--- Begin DATA TO USE ---

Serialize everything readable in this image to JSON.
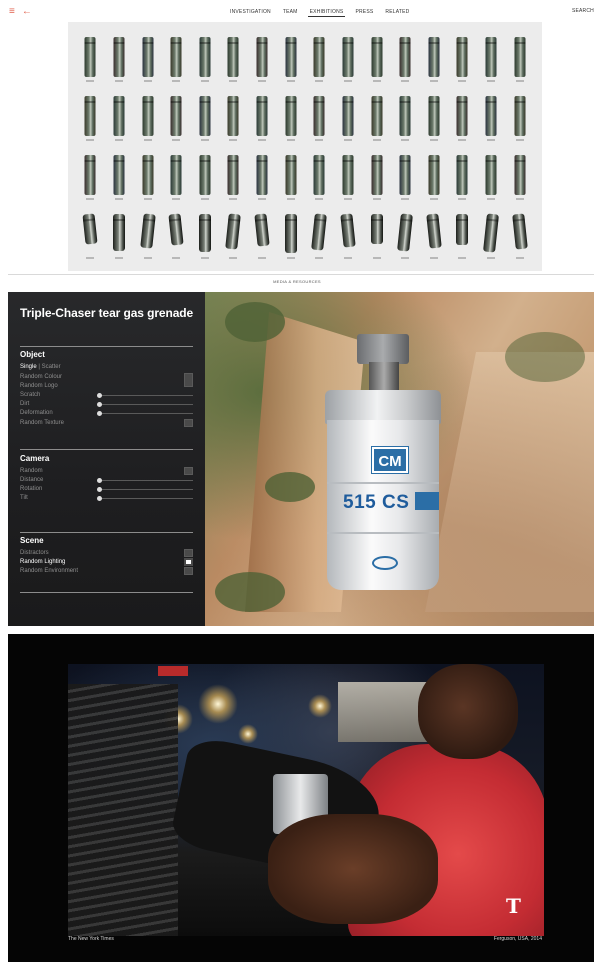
{
  "nav": {
    "menu_icon": "hamburger-icon",
    "back_icon": "arrow-left-icon",
    "items": [
      "INVESTIGATION",
      "TEAM",
      "EXHIBITIONS",
      "PRESS",
      "RELATED"
    ],
    "active_index": 2,
    "search_label": "SEARCH",
    "accent_color": "#e0604d"
  },
  "gallery": {
    "rows": 4,
    "columns": 16
  },
  "section_label": "MEDIA & RESOURCES",
  "synth_panel": {
    "title": "Triple-Chaser tear gas grenade",
    "object": {
      "heading": "Object",
      "mode_options": [
        "Single",
        "Scatter"
      ],
      "mode_selected": "Single",
      "options": [
        "Random Colour",
        "Random Logo",
        "Scratch",
        "Dirt",
        "Deformation",
        "Random Texture"
      ]
    },
    "camera": {
      "heading": "Camera",
      "options": [
        "Random",
        "Distance",
        "Rotation",
        "Tilt"
      ]
    },
    "scene": {
      "heading": "Scene",
      "options": [
        "Distractors",
        "Random Lighting",
        "Random Environment"
      ],
      "selected": "Random Lighting"
    },
    "grenade_logo": "CM",
    "grenade_label": "515 CS"
  },
  "video": {
    "credit": "The New York Times",
    "caption": "Ferguson, USA, 2014",
    "watermark": "T"
  }
}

--- End DATA TO USE ---

- TASK BRIEF: Write out the listing above again, exactly, but with no pictures in the copy.

- TASK RESULT:
Serialize everything readable in this image to JSON.
{
  "nav": {
    "menu_icon": "hamburger-icon",
    "back_icon": "arrow-left-icon",
    "items": [
      "INVESTIGATION",
      "TEAM",
      "EXHIBITIONS",
      "PRESS",
      "RELATED"
    ],
    "active_index": 2,
    "search_label": "SEARCH",
    "accent_color": "#e0604d"
  },
  "gallery": {
    "rows": 4,
    "columns": 16
  },
  "section_label": "MEDIA & RESOURCES",
  "synth_panel": {
    "title": "Triple-Chaser tear gas grenade",
    "object": {
      "heading": "Object",
      "mode_options": [
        "Single",
        "Scatter"
      ],
      "mode_selected": "Single",
      "options": [
        "Random Colour",
        "Random Logo",
        "Scratch",
        "Dirt",
        "Deformation",
        "Random Texture"
      ]
    },
    "camera": {
      "heading": "Camera",
      "options": [
        "Random",
        "Distance",
        "Rotation",
        "Tilt"
      ]
    },
    "scene": {
      "heading": "Scene",
      "options": [
        "Distractors",
        "Random Lighting",
        "Random Environment"
      ],
      "selected": "Random Lighting"
    },
    "grenade_logo": "CM",
    "grenade_label": "515 CS"
  },
  "video": {
    "credit": "The New York Times",
    "caption": "Ferguson, USA, 2014",
    "watermark": "T"
  }
}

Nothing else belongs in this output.